ENTRIES ->
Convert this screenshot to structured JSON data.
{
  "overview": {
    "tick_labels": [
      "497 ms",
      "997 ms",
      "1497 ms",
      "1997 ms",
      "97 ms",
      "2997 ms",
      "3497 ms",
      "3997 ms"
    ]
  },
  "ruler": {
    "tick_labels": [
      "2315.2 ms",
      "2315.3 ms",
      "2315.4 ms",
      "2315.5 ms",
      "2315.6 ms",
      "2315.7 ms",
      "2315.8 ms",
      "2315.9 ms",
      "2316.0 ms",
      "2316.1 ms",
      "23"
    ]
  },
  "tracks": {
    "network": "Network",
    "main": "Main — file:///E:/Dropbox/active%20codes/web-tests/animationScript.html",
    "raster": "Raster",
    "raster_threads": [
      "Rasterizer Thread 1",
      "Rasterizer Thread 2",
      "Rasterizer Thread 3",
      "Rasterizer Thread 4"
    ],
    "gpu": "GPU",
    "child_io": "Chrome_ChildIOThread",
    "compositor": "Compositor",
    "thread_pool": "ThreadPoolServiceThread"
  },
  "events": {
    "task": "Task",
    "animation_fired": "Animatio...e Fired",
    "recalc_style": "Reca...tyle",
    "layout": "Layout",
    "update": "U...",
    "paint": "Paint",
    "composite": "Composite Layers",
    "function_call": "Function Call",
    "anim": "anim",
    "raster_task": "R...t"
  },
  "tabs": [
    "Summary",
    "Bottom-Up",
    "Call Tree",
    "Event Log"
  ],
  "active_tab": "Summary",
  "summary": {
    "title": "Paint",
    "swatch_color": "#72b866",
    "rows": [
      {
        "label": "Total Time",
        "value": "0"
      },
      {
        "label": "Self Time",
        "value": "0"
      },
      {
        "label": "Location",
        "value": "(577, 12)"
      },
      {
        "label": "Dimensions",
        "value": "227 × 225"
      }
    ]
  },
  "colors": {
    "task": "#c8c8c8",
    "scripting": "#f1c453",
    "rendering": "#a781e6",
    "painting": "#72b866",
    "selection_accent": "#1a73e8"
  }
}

TASK OBJECTIVE ->
Quote the material exactly, leaving nothing out.

FINAL RESULT ->
Convert this screenshot to structured JSON data.
{
  "overview": {
    "tick_labels": [
      "497 ms",
      "997 ms",
      "1497 ms",
      "1997 ms",
      "97 ms",
      "2997 ms",
      "3497 ms",
      "3997 ms"
    ]
  },
  "ruler": {
    "tick_labels": [
      "2315.2 ms",
      "2315.3 ms",
      "2315.4 ms",
      "2315.5 ms",
      "2315.6 ms",
      "2315.7 ms",
      "2315.8 ms",
      "2315.9 ms",
      "2316.0 ms",
      "2316.1 ms",
      "23"
    ]
  },
  "tracks": {
    "network": "Network",
    "main": "Main — file:///E:/Dropbox/active%20codes/web-tests/animationScript.html",
    "raster": "Raster",
    "raster_threads": [
      "Rasterizer Thread 1",
      "Rasterizer Thread 2",
      "Rasterizer Thread 3",
      "Rasterizer Thread 4"
    ],
    "gpu": "GPU",
    "child_io": "Chrome_ChildIOThread",
    "compositor": "Compositor",
    "thread_pool": "ThreadPoolServiceThread"
  },
  "events": {
    "task": "Task",
    "animation_fired": "Animatio...e Fired",
    "recalc_style": "Reca...tyle",
    "layout": "Layout",
    "update": "U...",
    "paint": "Paint",
    "composite": "Composite Layers",
    "function_call": "Function Call",
    "anim": "anim",
    "raster_task": "R...t"
  },
  "tabs": [
    "Summary",
    "Bottom-Up",
    "Call Tree",
    "Event Log"
  ],
  "active_tab": "Summary",
  "summary": {
    "title": "Paint",
    "swatch_color": "#72b866",
    "rows": [
      {
        "label": "Total Time",
        "value": "0"
      },
      {
        "label": "Self Time",
        "value": "0"
      },
      {
        "label": "Location",
        "value": "(577, 12)"
      },
      {
        "label": "Dimensions",
        "value": "227 × 225"
      }
    ]
  },
  "colors": {
    "task": "#c8c8c8",
    "scripting": "#f1c453",
    "rendering": "#a781e6",
    "painting": "#72b866",
    "selection_accent": "#1a73e8"
  }
}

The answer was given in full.